### Record list
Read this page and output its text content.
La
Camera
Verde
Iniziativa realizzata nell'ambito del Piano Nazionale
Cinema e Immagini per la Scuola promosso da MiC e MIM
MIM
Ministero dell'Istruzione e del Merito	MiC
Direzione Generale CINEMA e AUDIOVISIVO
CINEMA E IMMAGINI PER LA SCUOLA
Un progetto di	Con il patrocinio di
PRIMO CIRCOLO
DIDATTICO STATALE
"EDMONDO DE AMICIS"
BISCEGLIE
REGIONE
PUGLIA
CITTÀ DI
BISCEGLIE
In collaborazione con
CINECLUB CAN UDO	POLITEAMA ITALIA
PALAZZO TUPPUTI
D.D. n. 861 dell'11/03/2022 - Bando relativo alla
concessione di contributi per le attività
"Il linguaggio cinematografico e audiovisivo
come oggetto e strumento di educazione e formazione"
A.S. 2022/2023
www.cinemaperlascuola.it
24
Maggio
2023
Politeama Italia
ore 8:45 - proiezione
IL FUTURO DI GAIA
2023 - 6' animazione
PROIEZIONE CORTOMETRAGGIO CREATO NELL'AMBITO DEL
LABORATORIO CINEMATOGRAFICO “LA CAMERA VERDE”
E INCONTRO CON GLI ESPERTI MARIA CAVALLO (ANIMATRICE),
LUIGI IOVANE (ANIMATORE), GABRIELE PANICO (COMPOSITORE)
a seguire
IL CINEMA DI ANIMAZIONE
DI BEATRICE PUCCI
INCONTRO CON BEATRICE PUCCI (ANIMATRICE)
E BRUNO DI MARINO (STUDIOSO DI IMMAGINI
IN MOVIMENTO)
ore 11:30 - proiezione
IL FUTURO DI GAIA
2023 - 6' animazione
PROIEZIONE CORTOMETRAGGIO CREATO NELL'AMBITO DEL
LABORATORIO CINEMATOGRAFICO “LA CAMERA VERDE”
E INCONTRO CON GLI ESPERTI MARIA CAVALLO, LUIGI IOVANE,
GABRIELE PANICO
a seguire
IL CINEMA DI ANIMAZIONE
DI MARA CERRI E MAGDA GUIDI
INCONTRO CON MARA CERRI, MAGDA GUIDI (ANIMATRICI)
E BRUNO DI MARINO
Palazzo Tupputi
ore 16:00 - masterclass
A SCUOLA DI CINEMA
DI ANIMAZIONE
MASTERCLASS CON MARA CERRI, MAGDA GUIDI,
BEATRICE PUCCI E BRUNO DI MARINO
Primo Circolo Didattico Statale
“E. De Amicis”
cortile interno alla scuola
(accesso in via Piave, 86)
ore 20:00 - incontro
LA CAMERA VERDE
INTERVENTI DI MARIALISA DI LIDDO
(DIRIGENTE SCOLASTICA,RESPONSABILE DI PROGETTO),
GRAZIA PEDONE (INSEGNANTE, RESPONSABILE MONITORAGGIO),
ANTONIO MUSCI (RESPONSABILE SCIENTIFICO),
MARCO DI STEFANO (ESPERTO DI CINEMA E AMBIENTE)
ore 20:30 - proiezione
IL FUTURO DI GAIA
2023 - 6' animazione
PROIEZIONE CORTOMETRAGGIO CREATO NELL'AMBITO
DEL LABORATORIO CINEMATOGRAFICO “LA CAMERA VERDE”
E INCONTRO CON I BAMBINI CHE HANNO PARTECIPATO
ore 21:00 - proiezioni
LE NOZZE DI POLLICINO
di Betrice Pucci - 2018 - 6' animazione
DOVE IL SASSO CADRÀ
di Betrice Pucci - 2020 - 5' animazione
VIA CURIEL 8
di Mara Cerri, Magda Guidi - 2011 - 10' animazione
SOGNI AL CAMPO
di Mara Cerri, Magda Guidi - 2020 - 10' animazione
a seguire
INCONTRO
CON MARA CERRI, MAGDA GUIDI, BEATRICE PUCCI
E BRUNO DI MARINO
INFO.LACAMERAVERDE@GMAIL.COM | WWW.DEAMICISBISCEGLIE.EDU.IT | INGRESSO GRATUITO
######
Work instructions:
Where a line contains "dell", copy that line.

Solved problem:
Ministero dell'Istruzione e del Merito	MiC
D.D. n. 861 dell'11/03/2022 - Bando relativo alla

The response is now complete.